Data:

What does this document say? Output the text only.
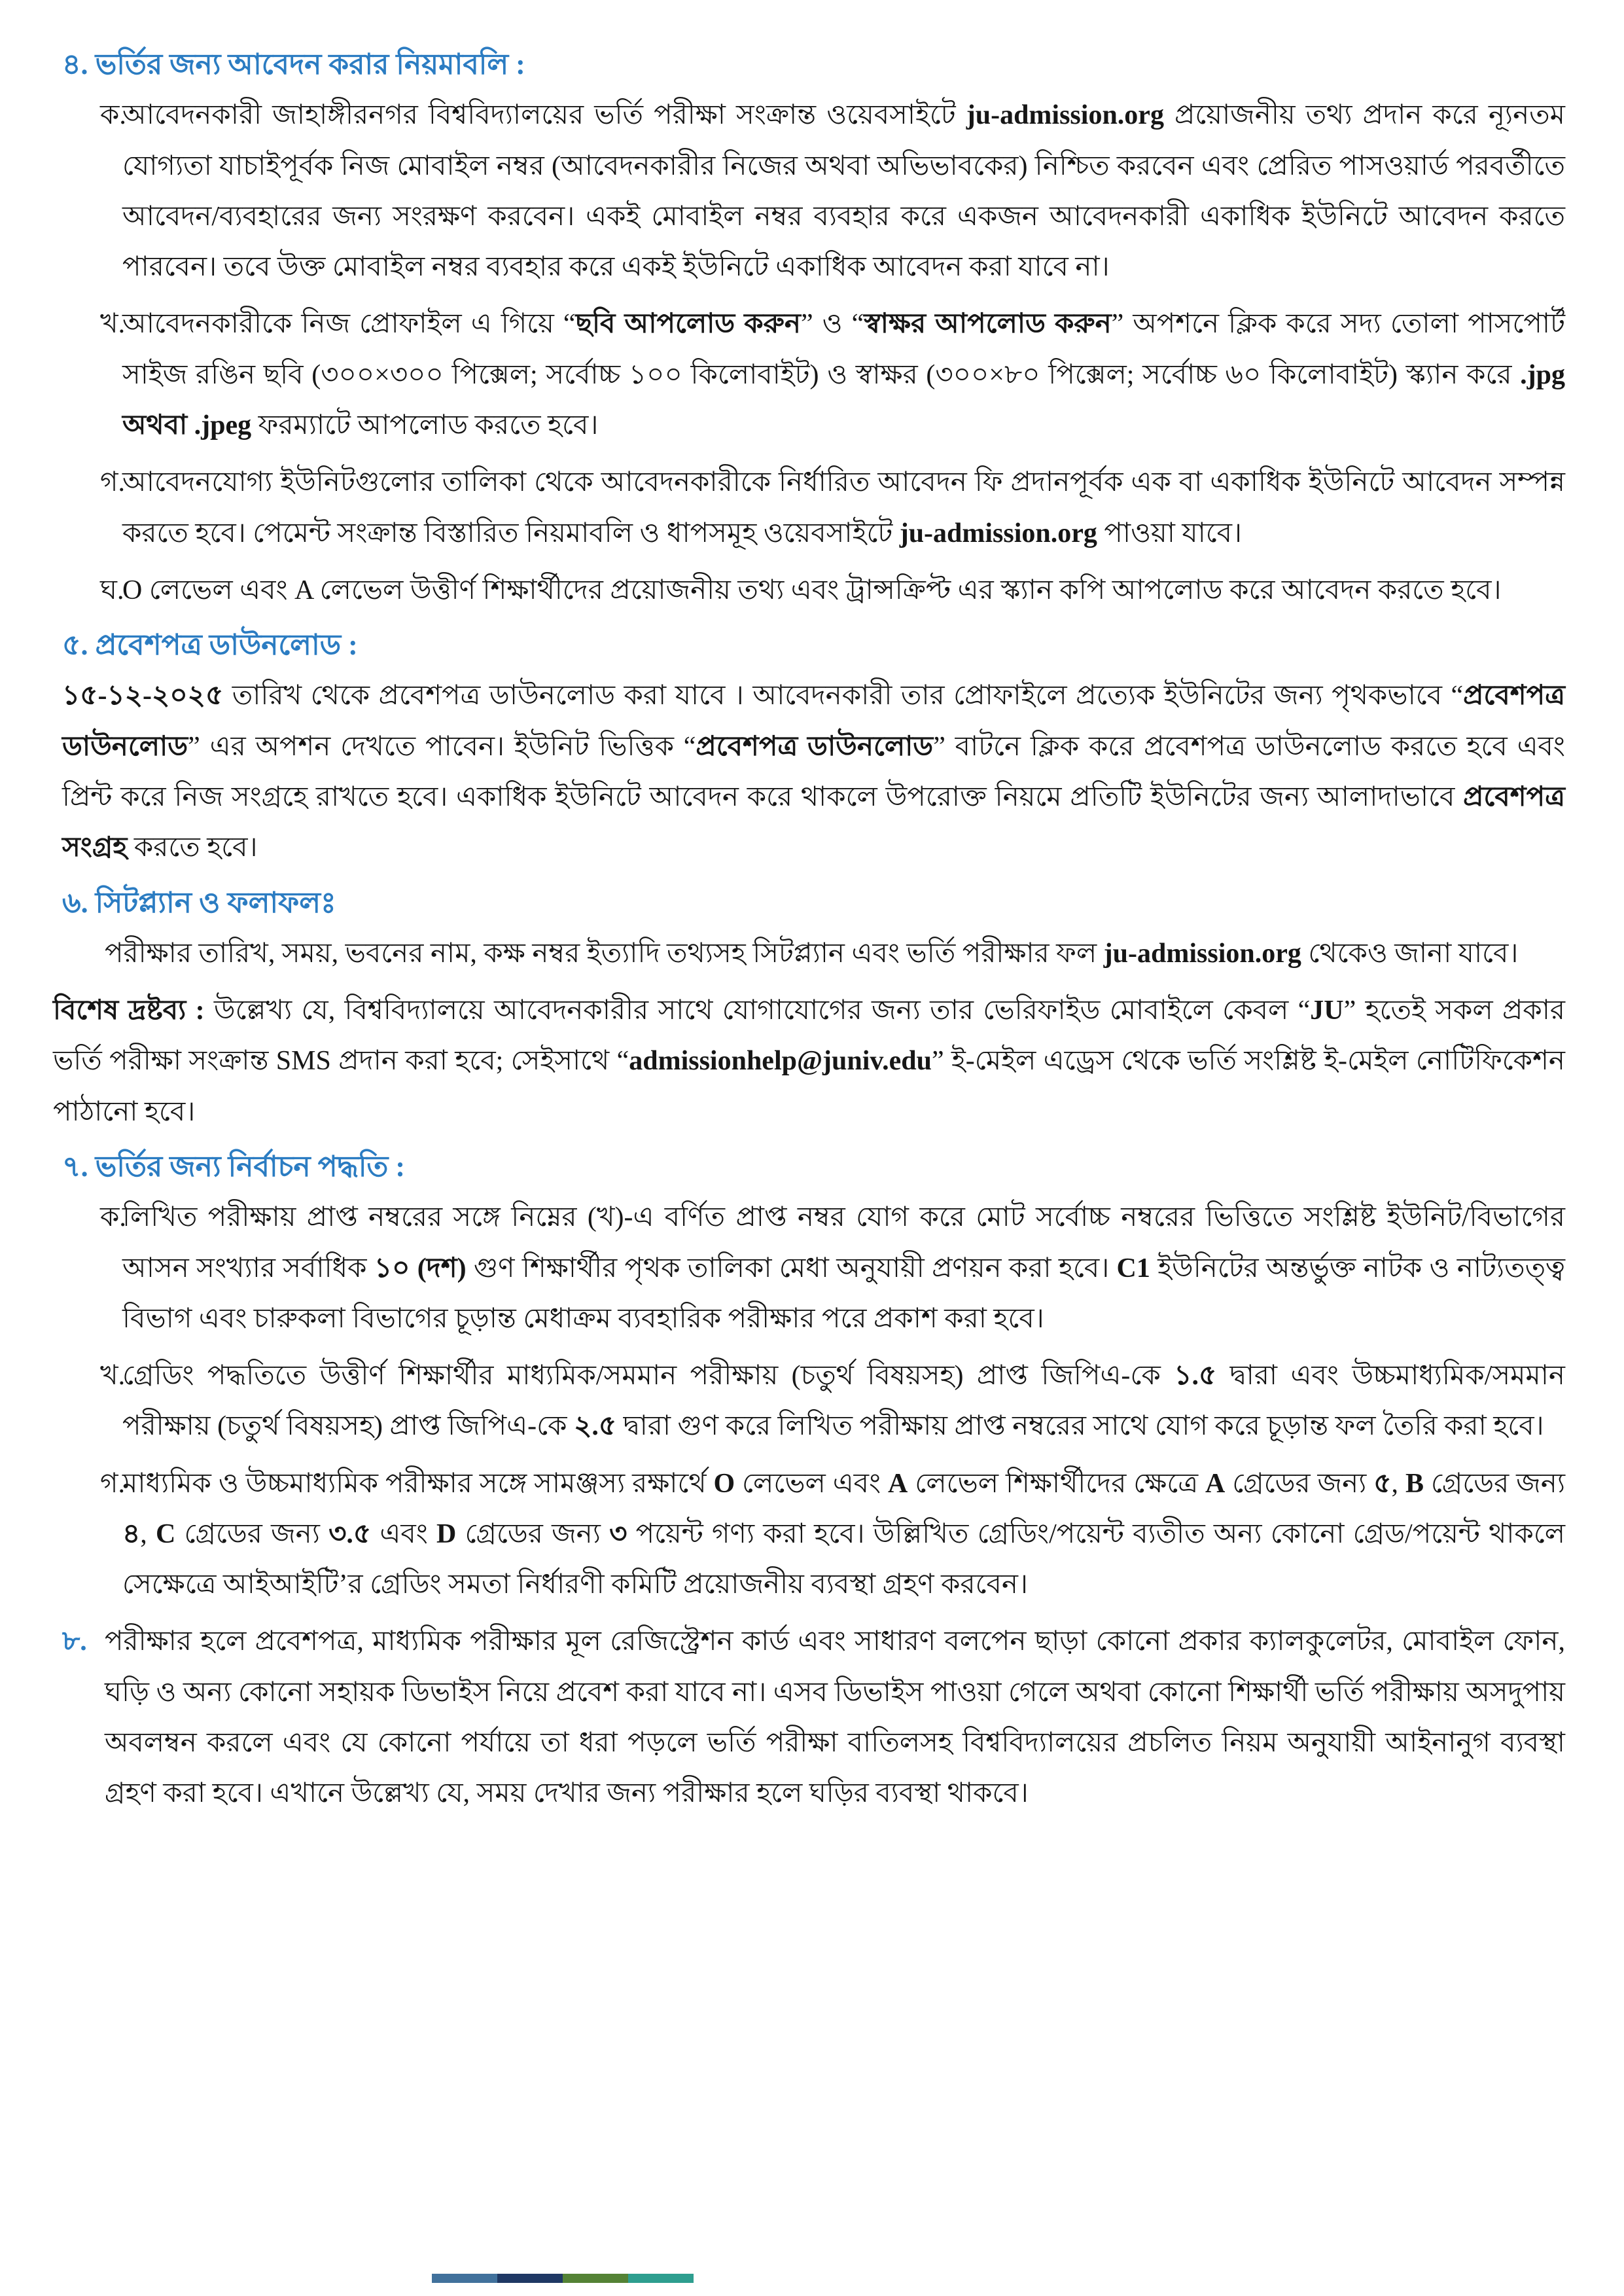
৪. ভর্তির জন্য আবেদন করার নিয়মাবলি :
ক.
আবেদনকারী জাহাঙ্গীরনগর বিশ্ববিদ্যালয়ের ভর্তি পরীক্ষা সংক্রান্ত ওয়েবসাইটে ju-admission.org প্রয়োজনীয় তথ্য প্রদান করে ন্যূনতম যোগ্যতা যাচাইপূর্বক নিজ মোবাইল নম্বর (আবেদনকারীর নিজের অথবা অভিভাবকের) নিশ্চিত করবেন এবং প্রেরিত পাসওয়ার্ড পরবর্তীতে আবেদন/ব্যবহারের জন্য সংরক্ষণ করবেন। একই মোবাইল নম্বর ব্যবহার করে একজন আবেদনকারী একাধিক ইউনিটে আবেদন করতে পারবেন। তবে উক্ত মোবাইল নম্বর ব্যবহার করে একই ইউনিটে একাধিক আবেদন করা যাবে না।
খ.
আবেদনকারীকে নিজ প্রোফাইল এ গিয়ে “ছবি আপলোড করুন” ও “স্বাক্ষর আপলোড করুন” অপশনে ক্লিক করে সদ্য তোলা পাসপোর্ট সাইজ রঙিন ছবি (৩০০×৩০০ পিক্সেল; সর্বোচ্চ ১০০ কিলোবাইট) ও স্বাক্ষর (৩০০×৮০ পিক্সেল; সর্বোচ্চ ৬০ কিলোবাইট) স্ক্যান করে .jpg অথবা .jpeg ফরম্যাটে আপলোড করতে হবে।
গ.
আবেদনযোগ্য ইউনিটগুলোর তালিকা থেকে আবেদনকারীকে নির্ধারিত আবেদন ফি প্রদানপূর্বক এক বা একাধিক ইউনিটে আবেদন সম্পন্ন করতে হবে। পেমেন্ট সংক্রান্ত বিস্তারিত নিয়মাবলি ও ধাপসমূহ ওয়েবসাইটে ju-admission.org পাওয়া যাবে।
ঘ.
O লেভেল এবং A লেভেল উত্তীর্ণ শিক্ষার্থীদের প্রয়োজনীয় তথ্য এবং ট্রান্সক্রিপ্ট এর স্ক্যান কপি আপলোড করে আবেদন করতে হবে।
৫. প্রবেশপত্র ডাউনলোড :
১৫-১২-২০২৫ তারিখ থেকে প্রবেশপত্র ডাউনলোড করা যাবে । আবেদনকারী তার প্রোফাইলে প্রত্যেক ইউনিটের জন্য পৃথকভাবে “প্রবেশপত্র ডাউনলোড” এর অপশন দেখতে পাবেন। ইউনিট ভিত্তিক “প্রবেশপত্র ডাউনলোড” বাটনে ক্লিক করে প্রবেশপত্র ডাউনলোড করতে হবে এবং প্রিন্ট করে নিজ সংগ্রহে রাখতে হবে। একাধিক ইউনিটে আবেদন করে থাকলে উপরোক্ত নিয়মে প্রতিটি ইউনিটের জন্য আলাদাভাবে প্রবেশপত্র সংগ্রহ করতে হবে।
৬. সিটপ্ল্যান ও ফলাফলঃ
পরীক্ষার তারিখ, সময়, ভবনের নাম, কক্ষ নম্বর ইত্যাদি তথ্যসহ সিটপ্ল্যান এবং ভর্তি পরীক্ষার ফল ju-admission.org থেকেও জানা যাবে।
বিশেষ দ্রষ্টব্য : উল্লেখ্য যে, বিশ্ববিদ্যালয়ে আবেদনকারীর সাথে যোগাযোগের জন্য তার ভেরিফাইড মোবাইলে কেবল “JU” হতেই সকল প্রকার ভর্তি পরীক্ষা সংক্রান্ত SMS প্রদান করা হবে; সেইসাথে “admissionhelp@juniv.edu” ই-মেইল এড্রেস থেকে ভর্তি সংশ্লিষ্ট ই-মেইল নোটিফিকেশন পাঠানো হবে।
৭. ভর্তির জন্য নির্বাচন পদ্ধতি :
ক.
লিখিত পরীক্ষায় প্রাপ্ত নম্বরের সঙ্গে নিম্নের (খ)-এ বর্ণিত প্রাপ্ত নম্বর যোগ করে মোট সর্বোচ্চ নম্বরের ভিত্তিতে সংশ্লিষ্ট ইউনিট/বিভাগের আসন সংখ্যার সর্বাধিক ১০ (দশ) গুণ শিক্ষার্থীর পৃথক তালিকা মেধা অনুযায়ী প্রণয়ন করা হবে। C1 ইউনিটের অন্তর্ভুক্ত নাটক ও নাট্যতত্ত্ব বিভাগ এবং চারুকলা বিভাগের চূড়ান্ত মেধাক্রম ব্যবহারিক পরীক্ষার পরে প্রকাশ করা হবে।
খ.
গ্রেডিং পদ্ধতিতে উত্তীর্ণ শিক্ষার্থীর মাধ্যমিক/সমমান পরীক্ষায় (চতুর্থ বিষয়সহ) প্রাপ্ত জিপিএ-কে ১.৫ দ্বারা এবং উচ্চমাধ্যমিক/সমমান পরীক্ষায় (চতুর্থ বিষয়সহ) প্রাপ্ত জিপিএ-কে ২.৫ দ্বারা গুণ করে লিখিত পরীক্ষায় প্রাপ্ত নম্বরের সাথে যোগ করে চূড়ান্ত ফল তৈরি করা হবে।
গ.
মাধ্যমিক ও উচ্চমাধ্যমিক পরীক্ষার সঙ্গে সামঞ্জস্য রক্ষার্থে O লেভেল এবং A লেভেল শিক্ষার্থীদের ক্ষেত্রে A গ্রেডের জন্য ৫, B গ্রেডের জন্য ৪, C গ্রেডের জন্য ৩.৫ এবং D গ্রেডের জন্য ৩ পয়েন্ট গণ্য করা হবে। উল্লিখিত গ্রেডিং/পয়েন্ট ব্যতীত অন্য কোনো গ্রেড/পয়েন্ট থাকলে সেক্ষেত্রে আইআইটি’র গ্রেডিং সমতা নির্ধারণী কমিটি প্রয়োজনীয় ব্যবস্থা গ্রহণ করবেন।
৮. পরীক্ষার হলে প্রবেশপত্র, মাধ্যমিক পরীক্ষার মূল রেজিস্ট্রেশন কার্ড এবং সাধারণ বলপেন ছাড়া কোনো প্রকার ক্যালকুলেটর, মোবাইল ফোন, ঘড়ি ও অন্য কোনো সহায়ক ডিভাইস নিয়ে প্রবেশ করা যাবে না। এসব ডিভাইস পাওয়া গেলে অথবা কোনো শিক্ষার্থী ভর্তি পরীক্ষায় অসদুপায় অবলম্বন করলে এবং যে কোনো পর্যায়ে তা ধরা পড়লে ভর্তি পরীক্ষা বাতিলসহ বিশ্ববিদ্যালয়ের প্রচলিত নিয়ম অনুযায়ী আইনানুগ ব্যবস্থা গ্রহণ করা হবে। এখানে উল্লেখ্য যে, সময় দেখার জন্য পরীক্ষার হলে ঘড়ির ব্যবস্থা থাকবে।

Task prompt: Pictures in the records above should not be copied. Repeat everything else exactly.

Problem solution:
What does this document say? Output the text only.
৪. ভর্তির জন্য আবেদন করার নিয়মাবলি :
ক.
আবেদনকারী জাহাঙ্গীরনগর বিশ্ববিদ্যালয়ের ভর্তি পরীক্ষা সংক্রান্ত ওয়েবসাইটে ju-admission.org প্রয়োজনীয় তথ্য প্রদান করে ন্যূনতম যোগ্যতা যাচাইপূর্বক নিজ মোবাইল নম্বর (আবেদনকারীর নিজের অথবা অভিভাবকের) নিশ্চিত করবেন এবং প্রেরিত পাসওয়ার্ড পরবর্তীতে আবেদন/ব্যবহারের জন্য সংরক্ষণ করবেন। একই মোবাইল নম্বর ব্যবহার করে একজন আবেদনকারী একাধিক ইউনিটে আবেদন করতে পারবেন। তবে উক্ত মোবাইল নম্বর ব্যবহার করে একই ইউনিটে একাধিক আবেদন করা যাবে না।
খ.
আবেদনকারীকে নিজ প্রোফাইল এ গিয়ে “ছবি আপলোড করুন” ও “স্বাক্ষর আপলোড করুন” অপশনে ক্লিক করে সদ্য তোলা পাসপোর্ট সাইজ রঙিন ছবি (৩০০×৩০০ পিক্সেল; সর্বোচ্চ ১০০ কিলোবাইট) ও স্বাক্ষর (৩০০×৮০ পিক্সেল; সর্বোচ্চ ৬০ কিলোবাইট) স্ক্যান করে .jpg অথবা .jpeg ফরম্যাটে আপলোড করতে হবে।
গ.
আবেদনযোগ্য ইউনিটগুলোর তালিকা থেকে আবেদনকারীকে নির্ধারিত আবেদন ফি প্রদানপূর্বক এক বা একাধিক ইউনিটে আবেদন সম্পন্ন করতে হবে। পেমেন্ট সংক্রান্ত বিস্তারিত নিয়মাবলি ও ধাপসমূহ ওয়েবসাইটে ju-admission.org পাওয়া যাবে।
ঘ.
O লেভেল এবং A লেভেল উত্তীর্ণ শিক্ষার্থীদের প্রয়োজনীয় তথ্য এবং ট্রান্সক্রিপ্ট এর স্ক্যান কপি আপলোড করে আবেদন করতে হবে।
৫. প্রবেশপত্র ডাউনলোড :
১৫-১২-২০২৫ তারিখ থেকে প্রবেশপত্র ডাউনলোড করা যাবে । আবেদনকারী তার প্রোফাইলে প্রত্যেক ইউনিটের জন্য পৃথকভাবে “প্রবেশপত্র ডাউনলোড” এর অপশন দেখতে পাবেন। ইউনিট ভিত্তিক “প্রবেশপত্র ডাউনলোড” বাটনে ক্লিক করে প্রবেশপত্র ডাউনলোড করতে হবে এবং প্রিন্ট করে নিজ সংগ্রহে রাখতে হবে। একাধিক ইউনিটে আবেদন করে থাকলে উপরোক্ত নিয়মে প্রতিটি ইউনিটের জন্য আলাদাভাবে প্রবেশপত্র সংগ্রহ করতে হবে।
৬. সিটপ্ল্যান ও ফলাফলঃ
পরীক্ষার তারিখ, সময়, ভবনের নাম, কক্ষ নম্বর ইত্যাদি তথ্যসহ সিটপ্ল্যান এবং ভর্তি পরীক্ষার ফল ju-admission.org থেকেও জানা যাবে।
বিশেষ দ্রষ্টব্য : উল্লেখ্য যে, বিশ্ববিদ্যালয়ে আবেদনকারীর সাথে যোগাযোগের জন্য তার ভেরিফাইড মোবাইলে কেবল “JU” হতেই সকল প্রকার ভর্তি পরীক্ষা সংক্রান্ত SMS প্রদান করা হবে; সেইসাথে “admissionhelp@juniv.edu” ই-মেইল এড্রেস থেকে ভর্তি সংশ্লিষ্ট ই-মেইল নোটিফিকেশন পাঠানো হবে।
৭. ভর্তির জন্য নির্বাচন পদ্ধতি :
ক.
লিখিত পরীক্ষায় প্রাপ্ত নম্বরের সঙ্গে নিম্নের (খ)-এ বর্ণিত প্রাপ্ত নম্বর যোগ করে মোট সর্বোচ্চ নম্বরের ভিত্তিতে সংশ্লিষ্ট ইউনিট/বিভাগের আসন সংখ্যার সর্বাধিক ১০ (দশ) গুণ শিক্ষার্থীর পৃথক তালিকা মেধা অনুযায়ী প্রণয়ন করা হবে। C1 ইউনিটের অন্তর্ভুক্ত নাটক ও নাট্যতত্ত্ব বিভাগ এবং চারুকলা বিভাগের চূড়ান্ত মেধাক্রম ব্যবহারিক পরীক্ষার পরে প্রকাশ করা হবে।
খ.
গ্রেডিং পদ্ধতিতে উত্তীর্ণ শিক্ষার্থীর মাধ্যমিক/সমমান পরীক্ষায় (চতুর্থ বিষয়সহ) প্রাপ্ত জিপিএ-কে ১.৫ দ্বারা এবং উচ্চমাধ্যমিক/সমমান পরীক্ষায় (চতুর্থ বিষয়সহ) প্রাপ্ত জিপিএ-কে ২.৫ দ্বারা গুণ করে লিখিত পরীক্ষায় প্রাপ্ত নম্বরের সাথে যোগ করে চূড়ান্ত ফল তৈরি করা হবে।
গ.
মাধ্যমিক ও উচ্চমাধ্যমিক পরীক্ষার সঙ্গে সামঞ্জস্য রক্ষার্থে O লেভেল এবং A লেভেল শিক্ষার্থীদের ক্ষেত্রে A গ্রেডের জন্য ৫, B গ্রেডের জন্য ৪, C গ্রেডের জন্য ৩.৫ এবং D গ্রেডের জন্য ৩ পয়েন্ট গণ্য করা হবে। উল্লিখিত গ্রেডিং/পয়েন্ট ব্যতীত অন্য কোনো গ্রেড/পয়েন্ট থাকলে সেক্ষেত্রে আইআইটি’র গ্রেডিং সমতা নির্ধারণী কমিটি প্রয়োজনীয় ব্যবস্থা গ্রহণ করবেন।
৮. পরীক্ষার হলে প্রবেশপত্র, মাধ্যমিক পরীক্ষার মূল রেজিস্ট্রেশন কার্ড এবং সাধারণ বলপেন ছাড়া কোনো প্রকার ক্যালকুলেটর, মোবাইল ফোন, ঘড়ি ও অন্য কোনো সহায়ক ডিভাইস নিয়ে প্রবেশ করা যাবে না। এসব ডিভাইস পাওয়া গেলে অথবা কোনো শিক্ষার্থী ভর্তি পরীক্ষায় অসদুপায় অবলম্বন করলে এবং যে কোনো পর্যায়ে তা ধরা পড়লে ভর্তি পরীক্ষা বাতিলসহ বিশ্ববিদ্যালয়ের প্রচলিত নিয়ম অনুযায়ী আইনানুগ ব্যবস্থা গ্রহণ করা হবে। এখানে উল্লেখ্য যে, সময় দেখার জন্য পরীক্ষার হলে ঘড়ির ব্যবস্থা থাকবে।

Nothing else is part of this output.